Print all the entries verbatim.

____

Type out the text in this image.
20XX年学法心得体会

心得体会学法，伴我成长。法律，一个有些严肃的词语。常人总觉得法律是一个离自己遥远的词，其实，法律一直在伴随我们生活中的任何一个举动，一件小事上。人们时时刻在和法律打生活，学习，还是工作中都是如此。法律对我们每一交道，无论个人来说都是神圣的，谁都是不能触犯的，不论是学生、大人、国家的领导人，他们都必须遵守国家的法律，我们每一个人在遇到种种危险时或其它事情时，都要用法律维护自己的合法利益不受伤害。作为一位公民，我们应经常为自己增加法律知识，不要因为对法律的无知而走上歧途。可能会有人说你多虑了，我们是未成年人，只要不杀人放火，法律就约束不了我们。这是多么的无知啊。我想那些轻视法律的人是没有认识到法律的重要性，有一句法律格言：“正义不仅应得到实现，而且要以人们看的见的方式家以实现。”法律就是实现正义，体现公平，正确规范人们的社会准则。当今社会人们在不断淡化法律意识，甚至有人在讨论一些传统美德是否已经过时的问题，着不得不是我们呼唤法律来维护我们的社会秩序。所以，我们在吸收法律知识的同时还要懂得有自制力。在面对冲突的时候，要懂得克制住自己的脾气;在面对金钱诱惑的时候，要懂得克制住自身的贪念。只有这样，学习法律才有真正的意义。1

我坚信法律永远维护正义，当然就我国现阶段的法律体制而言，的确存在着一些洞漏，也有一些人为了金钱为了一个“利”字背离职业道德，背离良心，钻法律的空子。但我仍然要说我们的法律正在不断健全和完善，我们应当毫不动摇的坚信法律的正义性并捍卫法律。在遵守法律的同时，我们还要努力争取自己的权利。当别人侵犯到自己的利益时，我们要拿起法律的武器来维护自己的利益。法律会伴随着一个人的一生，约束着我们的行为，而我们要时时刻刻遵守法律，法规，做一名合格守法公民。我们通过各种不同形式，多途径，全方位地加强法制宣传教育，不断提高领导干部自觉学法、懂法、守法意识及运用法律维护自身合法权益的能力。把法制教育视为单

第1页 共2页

____

(Answer to the problem):
Type out the text in this image.
20XX年学法心得体会

心得体会学法，伴我成长。法律，一个有些严肃的词语。常人总觉得法律是一个离自己遥远的词，其实，法律一直在伴随我们生活中的任何一个举动，一件小事上。人们时时刻在和法律打生活，学习，还是工作中都是如此。法律对我们每一交道，无论个人来说都是神圣的，谁都是不能触犯的，不论是学生、大人、国家的领导人，他们都必须遵守国家的法律，我们每一个人在遇到种种危险时或其它事情时，都要用法律维护自己的合法利益不受伤害。作为一位公民，我们应经常为自己增加法律知识，不要因为对法律的无知而走上歧途。可能会有人说你多虑了，我们是未成年人，只要不杀人放火，法律就约束不了我们。这是多么的无知啊。我想那些轻视法律的人是没有认识到法律的重要性，有一句法律格言：“正义不仅应得到实现，而且要以人们看的见的方式家以实现。”法律就是实现正义，体现公平，正确规范人们的社会准则。当今社会人们在不断淡化法律意识，甚至有人在讨论一些传统美德是否已经过时的问题，着不得不是我们呼唤法律来维护我们的社会秩序。所以，我们在吸收法律知识的同时还要懂得有自制力。在面对冲突的时候，要懂得克制住自己的脾气;在面对金钱诱惑的时候，要懂得克制住自身的贪念。只有这样，学习法律才有真正的意义。1

我坚信法律永远维护正义，当然就我国现阶段的法律体制而言，的确存在着一些洞漏，也有一些人为了金钱为了一个“利”字背离职业道德，背离良心，钻法律的空子。但我仍然要说我们的法律正在不断健全和完善，我们应当毫不动摇的坚信法律的正义性并捍卫法律。在遵守法律的同时，我们还要努力争取自己的权利。当别人侵犯到自己的利益时，我们要拿起法律的武器来维护自己的利益。法律会伴随着一个人的一生，约束着我们的行为，而我们要时时刻刻遵守法律，法规，做一名合格守法公民。我们通过各种不同形式，多途径，全方位地加强法制宣传教育，不断提高领导干部自觉学法、懂法、守法意识及运用法律维护自身合法权益的能力。把法制教育视为单

第1页 共2页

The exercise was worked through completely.